Your answer should be one number: the count of lines in these entries that hold the word "photo".

--- DATASET ---

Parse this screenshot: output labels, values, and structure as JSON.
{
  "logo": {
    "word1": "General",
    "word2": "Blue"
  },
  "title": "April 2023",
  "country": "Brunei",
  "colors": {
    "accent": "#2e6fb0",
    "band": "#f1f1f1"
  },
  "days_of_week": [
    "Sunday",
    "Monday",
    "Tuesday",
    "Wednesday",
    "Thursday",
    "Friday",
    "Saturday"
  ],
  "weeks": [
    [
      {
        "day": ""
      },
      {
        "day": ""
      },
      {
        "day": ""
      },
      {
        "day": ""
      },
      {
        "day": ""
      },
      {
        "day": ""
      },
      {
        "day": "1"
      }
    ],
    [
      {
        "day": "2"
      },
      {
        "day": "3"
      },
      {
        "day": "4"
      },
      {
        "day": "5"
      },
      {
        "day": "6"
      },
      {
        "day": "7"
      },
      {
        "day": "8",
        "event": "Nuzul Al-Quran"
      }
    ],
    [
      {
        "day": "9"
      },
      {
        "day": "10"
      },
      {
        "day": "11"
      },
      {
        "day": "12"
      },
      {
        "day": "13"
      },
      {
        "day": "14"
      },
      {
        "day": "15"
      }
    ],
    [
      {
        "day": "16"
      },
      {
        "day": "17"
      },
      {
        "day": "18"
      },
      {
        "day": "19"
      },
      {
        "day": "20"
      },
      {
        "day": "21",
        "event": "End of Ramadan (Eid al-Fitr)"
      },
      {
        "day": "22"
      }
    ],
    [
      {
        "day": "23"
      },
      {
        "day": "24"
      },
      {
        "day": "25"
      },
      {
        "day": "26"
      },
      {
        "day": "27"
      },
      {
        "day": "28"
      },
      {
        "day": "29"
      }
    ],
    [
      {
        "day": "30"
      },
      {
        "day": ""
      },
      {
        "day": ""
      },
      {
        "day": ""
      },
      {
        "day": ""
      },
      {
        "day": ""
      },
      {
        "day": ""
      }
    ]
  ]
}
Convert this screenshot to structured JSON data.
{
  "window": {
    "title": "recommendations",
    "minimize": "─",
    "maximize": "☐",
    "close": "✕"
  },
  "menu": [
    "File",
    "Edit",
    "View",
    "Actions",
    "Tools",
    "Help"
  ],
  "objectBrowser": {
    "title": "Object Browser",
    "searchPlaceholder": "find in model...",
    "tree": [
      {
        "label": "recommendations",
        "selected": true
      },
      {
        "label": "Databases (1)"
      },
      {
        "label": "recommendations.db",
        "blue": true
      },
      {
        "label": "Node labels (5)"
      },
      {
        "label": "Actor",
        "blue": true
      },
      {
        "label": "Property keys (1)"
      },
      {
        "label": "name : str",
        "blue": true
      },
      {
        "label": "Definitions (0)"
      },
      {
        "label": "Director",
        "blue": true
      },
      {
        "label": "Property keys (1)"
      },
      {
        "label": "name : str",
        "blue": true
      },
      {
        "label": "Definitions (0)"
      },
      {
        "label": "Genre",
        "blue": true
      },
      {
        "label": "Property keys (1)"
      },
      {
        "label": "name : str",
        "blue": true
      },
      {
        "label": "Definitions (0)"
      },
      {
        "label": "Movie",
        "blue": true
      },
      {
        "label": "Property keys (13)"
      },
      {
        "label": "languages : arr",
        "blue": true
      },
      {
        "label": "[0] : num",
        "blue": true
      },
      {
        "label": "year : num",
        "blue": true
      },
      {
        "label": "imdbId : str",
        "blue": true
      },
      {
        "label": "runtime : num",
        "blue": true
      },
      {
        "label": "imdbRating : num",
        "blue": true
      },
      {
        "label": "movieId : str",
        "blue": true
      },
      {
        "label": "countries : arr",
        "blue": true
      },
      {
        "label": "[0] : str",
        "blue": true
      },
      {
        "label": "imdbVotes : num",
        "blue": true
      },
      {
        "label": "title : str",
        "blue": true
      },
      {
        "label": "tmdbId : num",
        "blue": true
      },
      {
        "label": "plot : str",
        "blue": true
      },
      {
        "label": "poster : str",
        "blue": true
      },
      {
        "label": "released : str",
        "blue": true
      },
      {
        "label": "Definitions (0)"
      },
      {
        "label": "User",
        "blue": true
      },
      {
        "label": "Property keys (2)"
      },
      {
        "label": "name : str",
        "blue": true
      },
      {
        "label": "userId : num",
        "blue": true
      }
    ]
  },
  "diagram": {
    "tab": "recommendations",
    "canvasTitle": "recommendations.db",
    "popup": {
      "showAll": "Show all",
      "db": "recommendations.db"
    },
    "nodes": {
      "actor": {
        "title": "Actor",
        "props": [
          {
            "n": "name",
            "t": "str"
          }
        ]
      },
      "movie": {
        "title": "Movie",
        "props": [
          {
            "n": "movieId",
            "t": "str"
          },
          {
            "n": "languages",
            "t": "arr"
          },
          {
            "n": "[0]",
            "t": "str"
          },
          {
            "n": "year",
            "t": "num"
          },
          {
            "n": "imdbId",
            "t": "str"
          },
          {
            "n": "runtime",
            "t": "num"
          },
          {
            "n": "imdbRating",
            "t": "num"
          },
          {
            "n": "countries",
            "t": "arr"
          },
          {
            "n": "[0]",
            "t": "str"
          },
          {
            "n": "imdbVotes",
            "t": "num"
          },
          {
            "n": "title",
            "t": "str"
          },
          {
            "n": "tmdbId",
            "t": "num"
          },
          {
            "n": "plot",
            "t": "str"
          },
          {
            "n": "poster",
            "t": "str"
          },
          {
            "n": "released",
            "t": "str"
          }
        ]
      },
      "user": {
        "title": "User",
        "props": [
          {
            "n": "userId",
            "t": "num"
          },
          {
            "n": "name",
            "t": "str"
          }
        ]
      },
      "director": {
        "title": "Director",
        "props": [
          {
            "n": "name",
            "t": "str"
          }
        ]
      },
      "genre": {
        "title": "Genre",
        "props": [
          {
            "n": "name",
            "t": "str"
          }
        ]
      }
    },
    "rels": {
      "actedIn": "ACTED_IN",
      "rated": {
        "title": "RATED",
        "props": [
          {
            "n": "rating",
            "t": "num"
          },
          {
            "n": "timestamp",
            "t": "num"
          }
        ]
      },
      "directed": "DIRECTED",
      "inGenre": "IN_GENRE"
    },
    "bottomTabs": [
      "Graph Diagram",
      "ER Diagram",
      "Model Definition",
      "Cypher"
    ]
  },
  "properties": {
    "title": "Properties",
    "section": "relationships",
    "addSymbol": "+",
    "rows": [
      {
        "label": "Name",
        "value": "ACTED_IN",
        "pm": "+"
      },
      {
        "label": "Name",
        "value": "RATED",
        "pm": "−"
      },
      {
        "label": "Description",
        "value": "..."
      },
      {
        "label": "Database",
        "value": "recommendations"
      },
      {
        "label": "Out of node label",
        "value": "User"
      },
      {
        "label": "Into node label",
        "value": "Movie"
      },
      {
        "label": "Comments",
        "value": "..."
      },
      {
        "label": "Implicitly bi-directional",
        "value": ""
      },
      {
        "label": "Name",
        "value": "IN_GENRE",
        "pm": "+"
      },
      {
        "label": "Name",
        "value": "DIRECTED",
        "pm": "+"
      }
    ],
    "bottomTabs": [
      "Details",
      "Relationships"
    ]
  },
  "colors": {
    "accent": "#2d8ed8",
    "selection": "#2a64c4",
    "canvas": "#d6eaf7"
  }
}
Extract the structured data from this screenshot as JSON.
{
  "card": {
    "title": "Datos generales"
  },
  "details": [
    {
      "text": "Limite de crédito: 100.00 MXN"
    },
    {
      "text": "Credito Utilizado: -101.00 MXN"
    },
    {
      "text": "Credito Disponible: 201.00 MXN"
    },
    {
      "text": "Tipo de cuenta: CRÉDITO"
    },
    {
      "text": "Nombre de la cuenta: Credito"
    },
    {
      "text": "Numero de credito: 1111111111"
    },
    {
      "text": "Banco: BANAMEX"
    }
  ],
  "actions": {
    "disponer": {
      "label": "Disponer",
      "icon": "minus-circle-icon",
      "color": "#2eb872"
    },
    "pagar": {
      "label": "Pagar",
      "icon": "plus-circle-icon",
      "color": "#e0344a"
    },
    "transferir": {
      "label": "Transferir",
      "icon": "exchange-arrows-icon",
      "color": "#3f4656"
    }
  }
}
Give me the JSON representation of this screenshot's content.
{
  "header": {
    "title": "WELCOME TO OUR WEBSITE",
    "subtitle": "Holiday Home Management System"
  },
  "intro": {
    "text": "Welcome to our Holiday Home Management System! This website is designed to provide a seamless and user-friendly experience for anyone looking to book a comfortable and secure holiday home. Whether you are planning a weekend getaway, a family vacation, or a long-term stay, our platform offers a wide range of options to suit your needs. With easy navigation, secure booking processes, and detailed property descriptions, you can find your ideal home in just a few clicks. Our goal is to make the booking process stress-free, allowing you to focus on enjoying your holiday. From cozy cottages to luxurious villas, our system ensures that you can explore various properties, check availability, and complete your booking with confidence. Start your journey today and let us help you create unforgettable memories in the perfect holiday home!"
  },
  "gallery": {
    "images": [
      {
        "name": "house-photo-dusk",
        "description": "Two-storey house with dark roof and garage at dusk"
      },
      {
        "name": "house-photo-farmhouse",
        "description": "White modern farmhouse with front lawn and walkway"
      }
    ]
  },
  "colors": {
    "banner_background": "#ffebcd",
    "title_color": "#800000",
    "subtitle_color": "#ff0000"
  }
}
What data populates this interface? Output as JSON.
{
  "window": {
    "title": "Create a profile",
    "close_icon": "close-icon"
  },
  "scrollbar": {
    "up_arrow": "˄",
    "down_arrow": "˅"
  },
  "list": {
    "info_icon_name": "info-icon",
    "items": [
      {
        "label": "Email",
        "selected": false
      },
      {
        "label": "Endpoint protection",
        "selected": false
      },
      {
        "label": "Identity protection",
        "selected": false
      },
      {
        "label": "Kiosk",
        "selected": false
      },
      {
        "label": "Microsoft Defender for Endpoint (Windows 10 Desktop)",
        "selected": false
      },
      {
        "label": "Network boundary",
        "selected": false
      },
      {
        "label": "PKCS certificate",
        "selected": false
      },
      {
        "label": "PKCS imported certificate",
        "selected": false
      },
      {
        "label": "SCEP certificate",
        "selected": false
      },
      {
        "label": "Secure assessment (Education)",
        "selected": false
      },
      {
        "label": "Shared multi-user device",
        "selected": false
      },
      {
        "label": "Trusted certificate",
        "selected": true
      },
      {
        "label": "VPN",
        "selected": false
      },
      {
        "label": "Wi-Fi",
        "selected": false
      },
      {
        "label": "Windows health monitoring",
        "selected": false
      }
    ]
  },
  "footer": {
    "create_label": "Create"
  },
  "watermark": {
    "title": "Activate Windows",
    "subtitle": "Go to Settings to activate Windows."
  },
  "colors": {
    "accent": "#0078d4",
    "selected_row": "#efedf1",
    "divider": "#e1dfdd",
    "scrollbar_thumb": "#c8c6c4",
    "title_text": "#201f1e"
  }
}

---

◆ **EXERCISE RESULT**
2